[Records of where elements appear]
* BEGIN *

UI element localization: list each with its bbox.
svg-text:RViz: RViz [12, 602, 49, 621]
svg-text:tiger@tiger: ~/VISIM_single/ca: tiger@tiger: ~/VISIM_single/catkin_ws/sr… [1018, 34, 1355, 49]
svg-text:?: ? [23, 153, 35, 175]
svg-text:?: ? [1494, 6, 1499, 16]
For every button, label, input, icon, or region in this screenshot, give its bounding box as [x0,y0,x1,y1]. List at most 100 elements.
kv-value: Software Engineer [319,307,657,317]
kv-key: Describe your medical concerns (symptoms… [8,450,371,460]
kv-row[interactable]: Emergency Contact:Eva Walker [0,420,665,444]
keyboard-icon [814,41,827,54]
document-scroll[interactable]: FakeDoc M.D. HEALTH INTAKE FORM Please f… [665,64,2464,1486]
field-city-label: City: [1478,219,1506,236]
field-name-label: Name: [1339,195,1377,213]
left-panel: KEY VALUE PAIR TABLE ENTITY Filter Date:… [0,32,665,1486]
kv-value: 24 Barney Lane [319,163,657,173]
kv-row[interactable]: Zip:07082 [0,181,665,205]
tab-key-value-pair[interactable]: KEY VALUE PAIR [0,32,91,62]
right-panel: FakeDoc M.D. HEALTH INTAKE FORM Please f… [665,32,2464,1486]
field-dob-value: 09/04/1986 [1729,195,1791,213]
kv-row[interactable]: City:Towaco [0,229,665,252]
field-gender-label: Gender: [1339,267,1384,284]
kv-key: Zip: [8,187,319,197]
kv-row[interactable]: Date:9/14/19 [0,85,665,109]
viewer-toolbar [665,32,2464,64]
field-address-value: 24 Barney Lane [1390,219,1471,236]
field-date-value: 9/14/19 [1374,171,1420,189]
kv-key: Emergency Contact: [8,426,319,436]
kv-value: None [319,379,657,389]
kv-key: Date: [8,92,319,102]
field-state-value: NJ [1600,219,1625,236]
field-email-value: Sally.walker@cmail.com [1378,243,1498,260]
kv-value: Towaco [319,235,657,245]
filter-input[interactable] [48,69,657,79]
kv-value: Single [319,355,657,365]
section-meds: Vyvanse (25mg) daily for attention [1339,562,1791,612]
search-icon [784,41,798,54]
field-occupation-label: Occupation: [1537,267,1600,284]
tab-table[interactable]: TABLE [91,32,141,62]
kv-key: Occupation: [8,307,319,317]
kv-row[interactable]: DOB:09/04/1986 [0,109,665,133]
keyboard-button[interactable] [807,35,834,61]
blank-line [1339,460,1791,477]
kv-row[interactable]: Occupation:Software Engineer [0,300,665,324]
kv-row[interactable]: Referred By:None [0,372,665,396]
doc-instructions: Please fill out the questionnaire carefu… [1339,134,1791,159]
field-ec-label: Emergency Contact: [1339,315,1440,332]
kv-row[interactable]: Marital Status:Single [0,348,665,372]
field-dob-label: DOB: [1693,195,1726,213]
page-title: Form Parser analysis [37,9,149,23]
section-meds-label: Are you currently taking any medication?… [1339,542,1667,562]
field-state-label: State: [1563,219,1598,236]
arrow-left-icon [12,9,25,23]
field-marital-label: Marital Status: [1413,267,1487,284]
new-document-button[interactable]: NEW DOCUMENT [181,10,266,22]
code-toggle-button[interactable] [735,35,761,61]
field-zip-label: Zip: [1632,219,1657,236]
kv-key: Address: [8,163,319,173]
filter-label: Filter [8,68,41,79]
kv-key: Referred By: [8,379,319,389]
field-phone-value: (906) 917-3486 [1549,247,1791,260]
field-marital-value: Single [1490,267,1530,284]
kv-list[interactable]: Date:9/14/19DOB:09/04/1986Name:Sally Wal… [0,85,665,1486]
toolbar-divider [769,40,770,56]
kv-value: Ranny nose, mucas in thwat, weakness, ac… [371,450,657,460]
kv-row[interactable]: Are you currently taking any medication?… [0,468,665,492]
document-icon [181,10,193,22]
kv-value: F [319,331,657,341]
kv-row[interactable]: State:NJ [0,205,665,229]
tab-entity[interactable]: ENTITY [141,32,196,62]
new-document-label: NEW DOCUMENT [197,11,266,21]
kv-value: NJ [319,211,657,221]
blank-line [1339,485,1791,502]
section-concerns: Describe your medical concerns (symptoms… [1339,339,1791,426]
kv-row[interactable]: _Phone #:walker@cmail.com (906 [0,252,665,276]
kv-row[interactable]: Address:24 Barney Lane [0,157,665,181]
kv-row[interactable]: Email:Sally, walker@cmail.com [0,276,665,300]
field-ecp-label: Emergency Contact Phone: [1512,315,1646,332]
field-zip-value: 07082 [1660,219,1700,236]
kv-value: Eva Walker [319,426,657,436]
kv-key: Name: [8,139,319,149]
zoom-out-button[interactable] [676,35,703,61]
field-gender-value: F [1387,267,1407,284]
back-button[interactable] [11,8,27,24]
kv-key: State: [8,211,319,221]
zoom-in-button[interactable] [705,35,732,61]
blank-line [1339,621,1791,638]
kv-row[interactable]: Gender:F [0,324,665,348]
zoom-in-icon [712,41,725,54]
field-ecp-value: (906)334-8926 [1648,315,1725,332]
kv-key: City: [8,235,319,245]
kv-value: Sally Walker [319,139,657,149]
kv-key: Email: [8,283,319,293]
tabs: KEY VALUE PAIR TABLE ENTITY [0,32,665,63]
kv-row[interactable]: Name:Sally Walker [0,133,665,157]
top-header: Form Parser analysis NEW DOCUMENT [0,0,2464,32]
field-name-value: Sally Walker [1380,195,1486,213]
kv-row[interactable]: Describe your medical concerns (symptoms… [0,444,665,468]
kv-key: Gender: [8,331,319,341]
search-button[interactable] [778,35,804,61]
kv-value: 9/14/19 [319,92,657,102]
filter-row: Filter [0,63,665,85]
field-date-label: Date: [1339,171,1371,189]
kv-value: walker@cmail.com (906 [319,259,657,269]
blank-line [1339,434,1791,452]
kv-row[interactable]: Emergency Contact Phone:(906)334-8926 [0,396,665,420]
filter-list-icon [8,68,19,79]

* END *

● **DIRECTION**
Copy out every one of the lines above word for word, leaving nothing out and changing nothing.

● **EXERCISE SOLUTION**
UI element localization: list each with its bbox.
svg-text:RViz: RViz [12, 602, 49, 621]
svg-text:tiger@tiger: ~/VISIM_single/ca: tiger@tiger: ~/VISIM_single/catkin_ws/sr… [1018, 34, 1355, 49]
svg-text:?: ? [23, 153, 35, 175]
svg-text:?: ? [1494, 6, 1499, 16]
For every button, label, input, icon, or region in this screenshot, give its bounding box as [x0,y0,x1,y1]. List at most 100 elements.
kv-value: Software Engineer [319,307,657,317]
kv-key: Describe your medical concerns (symptoms… [8,450,371,460]
kv-row[interactable]: Emergency Contact:Eva Walker [0,420,665,444]
keyboard-icon [814,41,827,54]
document-scroll[interactable]: FakeDoc M.D. HEALTH INTAKE FORM Please f… [665,64,2464,1486]
field-city-label: City: [1478,219,1506,236]
field-name-label: Name: [1339,195,1377,213]
left-panel: KEY VALUE PAIR TABLE ENTITY Filter Date:… [0,32,665,1486]
kv-value: 24 Barney Lane [319,163,657,173]
kv-row[interactable]: Zip:07082 [0,181,665,205]
tab-key-value-pair[interactable]: KEY VALUE PAIR [0,32,91,62]
right-panel: FakeDoc M.D. HEALTH INTAKE FORM Please f… [665,32,2464,1486]
field-dob-value: 09/04/1986 [1729,195,1791,213]
kv-row[interactable]: City:Towaco [0,229,665,252]
field-gender-label: Gender: [1339,267,1384,284]
kv-key: Zip: [8,187,319,197]
kv-row[interactable]: Date:9/14/19 [0,85,665,109]
viewer-toolbar [665,32,2464,64]
field-address-value: 24 Barney Lane [1390,219,1471,236]
field-date-value: 9/14/19 [1374,171,1420,189]
kv-key: Emergency Contact: [8,426,319,436]
kv-value: None [319,379,657,389]
kv-key: Date: [8,92,319,102]
field-state-value: NJ [1600,219,1625,236]
field-email-value: Sally.walker@cmail.com [1378,243,1498,260]
kv-value: Towaco [319,235,657,245]
filter-input[interactable] [48,69,657,79]
kv-value: Single [319,355,657,365]
section-meds: Vyvanse (25mg) daily for attention [1339,562,1791,612]
search-icon [784,41,798,54]
field-occupation-label: Occupation: [1537,267,1600,284]
tab-table[interactable]: TABLE [91,32,141,62]
kv-key: Occupation: [8,307,319,317]
kv-row[interactable]: DOB:09/04/1986 [0,109,665,133]
keyboard-button[interactable] [807,35,834,61]
blank-line [1339,460,1791,477]
kv-row[interactable]: Occupation:Software Engineer [0,300,665,324]
kv-row[interactable]: Referred By:None [0,372,665,396]
doc-instructions: Please fill out the questionnaire carefu… [1339,134,1791,159]
field-ec-label: Emergency Contact: [1339,315,1440,332]
kv-row[interactable]: Marital Status:Single [0,348,665,372]
field-dob-label: DOB: [1693,195,1726,213]
page-title: Form Parser analysis [37,9,149,23]
section-meds-label: Are you currently taking any medication?… [1339,542,1667,562]
field-state-label: State: [1563,219,1598,236]
arrow-left-icon [12,9,25,23]
field-marital-label: Marital Status: [1413,267,1487,284]
new-document-button[interactable]: NEW DOCUMENT [181,10,266,22]
code-toggle-button[interactable] [735,35,761,61]
field-zip-label: Zip: [1632,219,1657,236]
kv-key: Address: [8,163,319,173]
filter-label: Filter [8,68,41,79]
kv-key: Referred By: [8,379,319,389]
field-phone-value: (906) 917-3486 [1549,247,1791,260]
field-marital-value: Single [1490,267,1530,284]
kv-list[interactable]: Date:9/14/19DOB:09/04/1986Name:Sally Wal… [0,85,665,1486]
toolbar-divider [769,40,770,56]
kv-value: Ranny nose, mucas in thwat, weakness, ac… [371,450,657,460]
kv-row[interactable]: Are you currently taking any medication?… [0,468,665,492]
document-icon [181,10,193,22]
kv-value: F [319,331,657,341]
kv-row[interactable]: State:NJ [0,205,665,229]
tab-entity[interactable]: ENTITY [141,32,196,62]
new-document-label: NEW DOCUMENT [197,11,266,21]
kv-value: NJ [319,211,657,221]
blank-line [1339,485,1791,502]
section-concerns: Describe your medical concerns (symptoms… [1339,339,1791,426]
kv-row[interactable]: _Phone #:walker@cmail.com (906 [0,252,665,276]
kv-row[interactable]: Address:24 Barney Lane [0,157,665,181]
kv-row[interactable]: Email:Sally, walker@cmail.com [0,276,665,300]
field-ecp-label: Emergency Contact Phone: [1512,315,1646,332]
field-zip-value: 07082 [1660,219,1700,236]
kv-value: Eva Walker [319,426,657,436]
kv-key: Name: [8,139,319,149]
zoom-out-button[interactable] [676,35,703,61]
field-gender-value: F [1387,267,1407,284]
back-button[interactable] [11,8,27,24]
kv-key: State: [8,211,319,221]
zoom-in-button[interactable] [705,35,732,61]
blank-line [1339,621,1791,638]
kv-row[interactable]: Gender:F [0,324,665,348]
zoom-in-icon [712,41,725,54]
field-ecp-value: (906)334-8926 [1648,315,1725,332]
kv-key: City: [8,235,319,245]
kv-value: Sally Walker [319,139,657,149]
kv-key: Email: [8,283,319,293]
tabs: KEY VALUE PAIR TABLE ENTITY [0,32,665,63]
kv-row[interactable]: Name:Sally Walker [0,133,665,157]
top-header: Form Parser analysis NEW DOCUMENT [0,0,2464,32]
field-name-value: Sally Walker [1380,195,1486,213]
kv-row[interactable]: Describe your medical concerns (symptoms… [0,444,665,468]
kv-key: Gender: [8,331,319,341]
search-button[interactable] [778,35,804,61]
kv-value: 9/14/19 [319,92,657,102]
filter-row: Filter [0,63,665,85]
field-date-label: Date: [1339,171,1371,189]
kv-value: walker@cmail.com (906 [319,259,657,269]
blank-line [1339,434,1791,452]
kv-row[interactable]: Emergency Contact Phone:(906)334-8926 [0,396,665,420]
filter-list-icon [8,68,19,79]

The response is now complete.